The input:
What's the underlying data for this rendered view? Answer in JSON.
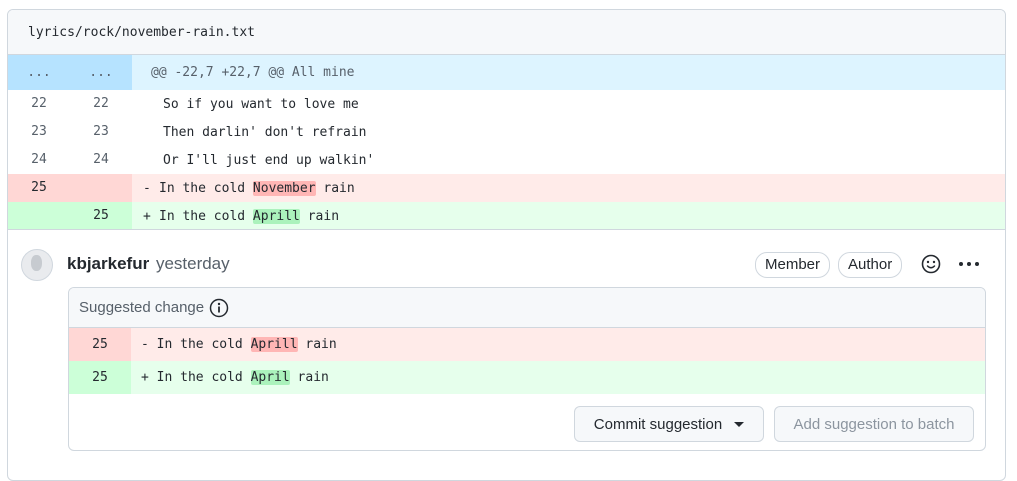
{
  "file": {
    "path": "lyrics/rock/november-rain.txt"
  },
  "diff": {
    "hunk": {
      "left": "...",
      "right": "...",
      "text": "@@ -22,7 +22,7 @@ All mine"
    },
    "context": [
      {
        "left": "22",
        "right": "22",
        "text": "So if you want to love me"
      },
      {
        "left": "23",
        "right": "23",
        "text": "Then darlin' don't refrain"
      },
      {
        "left": "24",
        "right": "24",
        "text": "Or I'll just end up walkin'"
      }
    ],
    "deleted": {
      "left": "25",
      "sign": "-",
      "before": "In the cold ",
      "highlight": "November",
      "after": " rain"
    },
    "added": {
      "right": "25",
      "sign": "+",
      "before": "In the cold ",
      "highlight": "Aprill",
      "after": " rain"
    }
  },
  "comment": {
    "author": "kbjarkefur",
    "time": "yesterday",
    "badges": [
      "Member",
      "Author"
    ],
    "emoji_icon": "smiley-icon",
    "menu_icon": "kebab-horizontal-icon",
    "suggestion": {
      "title": "Suggested change",
      "info_icon": "info-icon",
      "deleted": {
        "num": "25",
        "sign": "-",
        "before": "In the cold ",
        "highlight": "Aprill",
        "after": " rain"
      },
      "added": {
        "num": "25",
        "sign": "+",
        "before": "In the cold ",
        "highlight": "April",
        "after": " rain"
      },
      "commit_label": "Commit suggestion",
      "batch_label": "Add suggestion to batch"
    }
  },
  "colors": {
    "hunk_bg": "#ddf4ff",
    "del_bg": "#ffebe9",
    "add_bg": "#e6ffec",
    "del_highlight": "#ff8182",
    "add_highlight": "#abf2bc"
  }
}
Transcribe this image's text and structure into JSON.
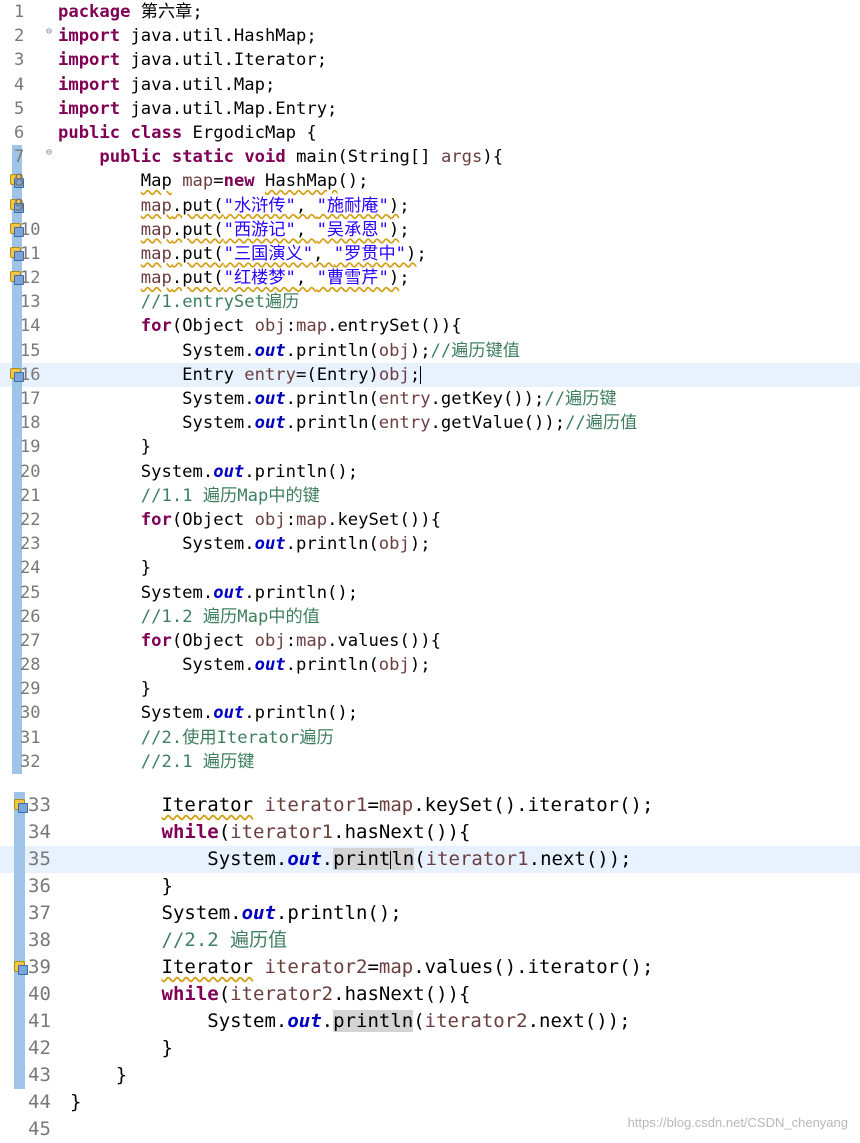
{
  "editor": {
    "lines_part1": [
      {
        "n": "1",
        "html": "<span class='kw'>package</span> 第六章;"
      },
      {
        "n": "2",
        "html": "<span class='kw'>import</span> java.util.HashMap;",
        "fold": true
      },
      {
        "n": "3",
        "html": "<span class='kw'>import</span> java.util.Iterator;"
      },
      {
        "n": "4",
        "html": "<span class='kw'>import</span> java.util.Map;"
      },
      {
        "n": "5",
        "html": "<span class='kw'>import</span> java.util.Map.Entry;"
      },
      {
        "n": "6",
        "html": "<span class='kw'>public</span> <span class='kw'>class</span> ErgodicMap {"
      },
      {
        "n": "7",
        "html": "    <span class='kw'>public</span> <span class='kw'>static</span> <span class='kw'>void</span> main(String[] <span class='var'>args</span>){",
        "fold": true,
        "gutter": true
      },
      {
        "n": "8",
        "html": "        <span class='sq'>Map</span> <span class='var'>map</span>=<span class='kw'>new</span> <span class='sq'>HashMap</span>();",
        "gutter": true,
        "warn": true
      },
      {
        "n": "9",
        "html": "        <span class='sq'><span class='var'>map</span>.put(<span class='st'>\"水浒传\"</span>, <span class='st'>\"施耐庵\"</span>)</span>;",
        "gutter": true,
        "warn": true
      },
      {
        "n": "10",
        "html": "        <span class='sq'><span class='var'>map</span>.put(<span class='st'>\"西游记\"</span>, <span class='st'>\"吴承恩\"</span>)</span>;",
        "gutter": true,
        "warn": true
      },
      {
        "n": "11",
        "html": "        <span class='sq'><span class='var'>map</span>.put(<span class='st'>\"三国演义\"</span>, <span class='st'>\"罗贯中\"</span>)</span>;",
        "gutter": true,
        "warn": true
      },
      {
        "n": "12",
        "html": "        <span class='sq'><span class='var'>map</span>.put(<span class='st'>\"红楼梦\"</span>, <span class='st'>\"曹雪芹\"</span>)</span>;",
        "gutter": true,
        "warn": true
      },
      {
        "n": "13",
        "html": "        <span class='cm'>//1.entrySet遍历</span>",
        "gutter": true
      },
      {
        "n": "14",
        "html": "        <span class='kw'>for</span>(Object <span class='var'>obj</span>:<span class='var'>map</span>.entrySet()){",
        "gutter": true
      },
      {
        "n": "15",
        "html": "            System.<span class='fld'>out</span>.println(<span class='var'>obj</span>);<span class='cm'>//遍历键值</span>",
        "gutter": true
      },
      {
        "n": "16",
        "html": "            Entry <span class='var'>entry</span>=(Entry)<span class='var'>obj</span>;<span class='cursor'></span>",
        "gutter": true,
        "warn": true,
        "hl": true
      },
      {
        "n": "17",
        "html": "            System.<span class='fld'>out</span>.println(<span class='var'>entry</span>.getKey());<span class='cm'>//遍历键</span>",
        "gutter": true
      },
      {
        "n": "18",
        "html": "            System.<span class='fld'>out</span>.println(<span class='var'>entry</span>.getValue());<span class='cm'>//遍历值</span>",
        "gutter": true
      },
      {
        "n": "19",
        "html": "        }",
        "gutter": true
      },
      {
        "n": "20",
        "html": "        System.<span class='fld'>out</span>.println();",
        "gutter": true
      },
      {
        "n": "21",
        "html": "        <span class='cm'>//1.1 遍历Map中的键</span>",
        "gutter": true
      },
      {
        "n": "22",
        "html": "        <span class='kw'>for</span>(Object <span class='var'>obj</span>:<span class='var'>map</span>.keySet()){",
        "gutter": true
      },
      {
        "n": "23",
        "html": "            System.<span class='fld'>out</span>.println(<span class='var'>obj</span>);",
        "gutter": true
      },
      {
        "n": "24",
        "html": "        }",
        "gutter": true
      },
      {
        "n": "25",
        "html": "        System.<span class='fld'>out</span>.println();",
        "gutter": true
      },
      {
        "n": "26",
        "html": "        <span class='cm'>//1.2 遍历Map中的值</span>",
        "gutter": true
      },
      {
        "n": "27",
        "html": "        <span class='kw'>for</span>(Object <span class='var'>obj</span>:<span class='var'>map</span>.values()){",
        "gutter": true
      },
      {
        "n": "28",
        "html": "            System.<span class='fld'>out</span>.println(<span class='var'>obj</span>);",
        "gutter": true
      },
      {
        "n": "29",
        "html": "        }",
        "gutter": true
      },
      {
        "n": "30",
        "html": "        System.<span class='fld'>out</span>.println();",
        "gutter": true
      },
      {
        "n": "31",
        "html": "        <span class='cm'>//2.使用Iterator遍历</span>",
        "gutter": true
      },
      {
        "n": "32",
        "html": "        <span class='cm'>//2.1 遍历键</span>",
        "gutter": true
      }
    ],
    "lines_part2": [
      {
        "n": "33",
        "html": "        <span class='sq'>Iterator</span> <span class='var'>iterator1</span>=<span class='var'>map</span>.keySet().iterator();",
        "warn": true
      },
      {
        "n": "34",
        "html": "        <span class='kw'>while</span>(<span class='var'>iterator1</span>.hasNext()){"
      },
      {
        "n": "35",
        "html": "            System.<span class='fld'>out</span>.<span class='mark'>print<span class='cursor'></span>ln</span>(<span class='var'>iterator1</span>.next());",
        "hl": true
      },
      {
        "n": "36",
        "html": "        }"
      },
      {
        "n": "37",
        "html": "        System.<span class='fld'>out</span>.println();"
      },
      {
        "n": "38",
        "html": "        <span class='cm'>//2.2 遍历值</span>"
      },
      {
        "n": "39",
        "html": "        <span class='sq'>Iterator</span> <span class='var'>iterator2</span>=<span class='var'>map</span>.values().iterator();",
        "warn": true
      },
      {
        "n": "40",
        "html": "        <span class='kw'>while</span>(<span class='var'>iterator2</span>.hasNext()){"
      },
      {
        "n": "41",
        "html": "            System.<span class='fld'>out</span>.<span class='mark'>println</span>(<span class='var'>iterator2</span>.next());"
      },
      {
        "n": "42",
        "html": "        }"
      },
      {
        "n": "43",
        "html": "    }"
      },
      {
        "n": "44",
        "html": "}",
        "nogutter": true
      },
      {
        "n": "45",
        "html": "",
        "nogutter": true
      }
    ]
  },
  "watermark": "https://blog.csdn.net/CSDN_chenyang"
}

Exercise description: Copy all the lines of data exactly as they appear, dropping any images.

Exercise solution:
What's the underlying data for this rendered view? Answer in JSON.
{
  "file": {
    "path": "lyrics/rock/november-rain.txt"
  },
  "diff": {
    "hunk": {
      "left": "...",
      "right": "...",
      "text": "@@ -22,7 +22,7 @@ All mine"
    },
    "context": [
      {
        "left": "22",
        "right": "22",
        "text": "So if you want to love me"
      },
      {
        "left": "23",
        "right": "23",
        "text": "Then darlin' don't refrain"
      },
      {
        "left": "24",
        "right": "24",
        "text": "Or I'll just end up walkin'"
      }
    ],
    "deleted": {
      "left": "25",
      "sign": "-",
      "before": "In the cold ",
      "highlight": "November",
      "after": " rain"
    },
    "added": {
      "right": "25",
      "sign": "+",
      "before": "In the cold ",
      "highlight": "Aprill",
      "after": " rain"
    }
  },
  "comment": {
    "author": "kbjarkefur",
    "time": "yesterday",
    "badges": [
      "Member",
      "Author"
    ],
    "emoji_icon": "smiley-icon",
    "menu_icon": "kebab-horizontal-icon",
    "suggestion": {
      "title": "Suggested change",
      "info_icon": "info-icon",
      "deleted": {
        "num": "25",
        "sign": "-",
        "before": "In the cold ",
        "highlight": "Aprill",
        "after": " rain"
      },
      "added": {
        "num": "25",
        "sign": "+",
        "before": "In the cold ",
        "highlight": "April",
        "after": " rain"
      },
      "commit_label": "Commit suggestion",
      "batch_label": "Add suggestion to batch"
    }
  },
  "colors": {
    "hunk_bg": "#ddf4ff",
    "del_bg": "#ffebe9",
    "add_bg": "#e6ffec",
    "del_highlight": "#ff8182",
    "add_highlight": "#abf2bc"
  }
}
Transcribe this image's text and structure into JSON.
{
  "editor": {
    "lines_part1": [
      {
        "n": "1",
        "html": "<span class='kw'>package</span> 第六章;"
      },
      {
        "n": "2",
        "html": "<span class='kw'>import</span> java.util.HashMap;",
        "fold": true
      },
      {
        "n": "3",
        "html": "<span class='kw'>import</span> java.util.Iterator;"
      },
      {
        "n": "4",
        "html": "<span class='kw'>import</span> java.util.Map;"
      },
      {
        "n": "5",
        "html": "<span class='kw'>import</span> java.util.Map.Entry;"
      },
      {
        "n": "6",
        "html": "<span class='kw'>public</span> <span class='kw'>class</span> ErgodicMap {"
      },
      {
        "n": "7",
        "html": "    <span class='kw'>public</span> <span class='kw'>static</span> <span class='kw'>void</span> main(String[] <span class='var'>args</span>){",
        "fold": true,
        "gutter": true
      },
      {
        "n": "8",
        "html": "        <span class='sq'>Map</span> <span class='var'>map</span>=<span class='kw'>new</span> <span class='sq'>HashMap</span>();",
        "gutter": true,
        "warn": true
      },
      {
        "n": "9",
        "html": "        <span class='sq'><span class='var'>map</span>.put(<span class='st'>\"水浒传\"</span>, <span class='st'>\"施耐庵\"</span>)</span>;",
        "gutter": true,
        "warn": true
      },
      {
        "n": "10",
        "html": "        <span class='sq'><span class='var'>map</span>.put(<span class='st'>\"西游记\"</span>, <span class='st'>\"吴承恩\"</span>)</span>;",
        "gutter": true,
        "warn": true
      },
      {
        "n": "11",
        "html": "        <span class='sq'><span class='var'>map</span>.put(<span class='st'>\"三国演义\"</span>, <span class='st'>\"罗贯中\"</span>)</span>;",
        "gutter": true,
        "warn": true
      },
      {
        "n": "12",
        "html": "        <span class='sq'><span class='var'>map</span>.put(<span class='st'>\"红楼梦\"</span>, <span class='st'>\"曹雪芹\"</span>)</span>;",
        "gutter": true,
        "warn": true
      },
      {
        "n": "13",
        "html": "        <span class='cm'>//1.entrySet遍历</span>",
        "gutter": true
      },
      {
        "n": "14",
        "html": "        <span class='kw'>for</span>(Object <span class='var'>obj</span>:<span class='var'>map</span>.entrySet()){",
        "gutter": true
      },
      {
        "n": "15",
        "html": "            System.<span class='fld'>out</span>.println(<span class='var'>obj</span>);<span class='cm'>//遍历键值</span>",
        "gutter": true
      },
      {
        "n": "16",
        "html": "            Entry <span class='var'>entry</span>=(Entry)<span class='var'>obj</span>;<span class='cursor'></span>",
        "gutter": true,
        "warn": true,
        "hl": true
      },
      {
        "n": "17",
        "html": "            System.<span class='fld'>out</span>.println(<span class='var'>entry</span>.getKey());<span class='cm'>//遍历键</span>",
        "gutter": true
      },
      {
        "n": "18",
        "html": "            System.<span class='fld'>out</span>.println(<span class='var'>entry</span>.getValue());<span class='cm'>//遍历值</span>",
        "gutter": true
      },
      {
        "n": "19",
        "html": "        }",
        "gutter": true
      },
      {
        "n": "20",
        "html": "        System.<span class='fld'>out</span>.println();",
        "gutter": true
      },
      {
        "n": "21",
        "html": "        <span class='cm'>//1.1 遍历Map中的键</span>",
        "gutter": true
      },
      {
        "n": "22",
        "html": "        <span class='kw'>for</span>(Object <span class='var'>obj</span>:<span class='var'>map</span>.keySet()){",
        "gutter": true
      },
      {
        "n": "23",
        "html": "            System.<span class='fld'>out</span>.println(<span class='var'>obj</span>);",
        "gutter": true
      },
      {
        "n": "24",
        "html": "        }",
        "gutter": true
      },
      {
        "n": "25",
        "html": "        System.<span class='fld'>out</span>.println();",
        "gutter": true
      },
      {
        "n": "26",
        "html": "        <span class='cm'>//1.2 遍历Map中的值</span>",
        "gutter": true
      },
      {
        "n": "27",
        "html": "        <span class='kw'>for</span>(Object <span class='var'>obj</span>:<span class='var'>map</span>.values()){",
        "gutter": true
      },
      {
        "n": "28",
        "html": "            System.<span class='fld'>out</span>.println(<span class='var'>obj</span>);",
        "gutter": true
      },
      {
        "n": "29",
        "html": "        }",
        "gutter": true
      },
      {
        "n": "30",
        "html": "        System.<span class='fld'>out</span>.println();",
        "gutter": true
      },
      {
        "n": "31",
        "html": "        <span class='cm'>//2.使用Iterator遍历</span>",
        "gutter": true
      },
      {
        "n": "32",
        "html": "        <span class='cm'>//2.1 遍历键</span>",
        "gutter": true
      }
    ],
    "lines_part2": [
      {
        "n": "33",
        "html": "        <span class='sq'>Iterator</span> <span class='var'>iterator1</span>=<span class='var'>map</span>.keySet().iterator();",
        "warn": true
      },
      {
        "n": "34",
        "html": "        <span class='kw'>while</span>(<span class='var'>iterator1</span>.hasNext()){"
      },
      {
        "n": "35",
        "html": "            System.<span class='fld'>out</span>.<span class='mark'>print<span class='cursor'></span>ln</span>(<span class='var'>iterator1</span>.next());",
        "hl": true
      },
      {
        "n": "36",
        "html": "        }"
      },
      {
        "n": "37",
        "html": "        System.<span class='fld'>out</span>.println();"
      },
      {
        "n": "38",
        "html": "        <span class='cm'>//2.2 遍历值</span>"
      },
      {
        "n": "39",
        "html": "        <span class='sq'>Iterator</span> <span class='var'>iterator2</span>=<span class='var'>map</span>.values().iterator();",
        "warn": true
      },
      {
        "n": "40",
        "html": "        <span class='kw'>while</span>(<span class='var'>iterator2</span>.hasNext()){"
      },
      {
        "n": "41",
        "html": "            System.<span class='fld'>out</span>.<span class='mark'>println</span>(<span class='var'>iterator2</span>.next());"
      },
      {
        "n": "42",
        "html": "        }"
      },
      {
        "n": "43",
        "html": "    }"
      },
      {
        "n": "44",
        "html": "}",
        "nogutter": true
      },
      {
        "n": "45",
        "html": "",
        "nogutter": true
      }
    ]
  },
  "watermark": "https://blog.csdn.net/CSDN_chenyang"
}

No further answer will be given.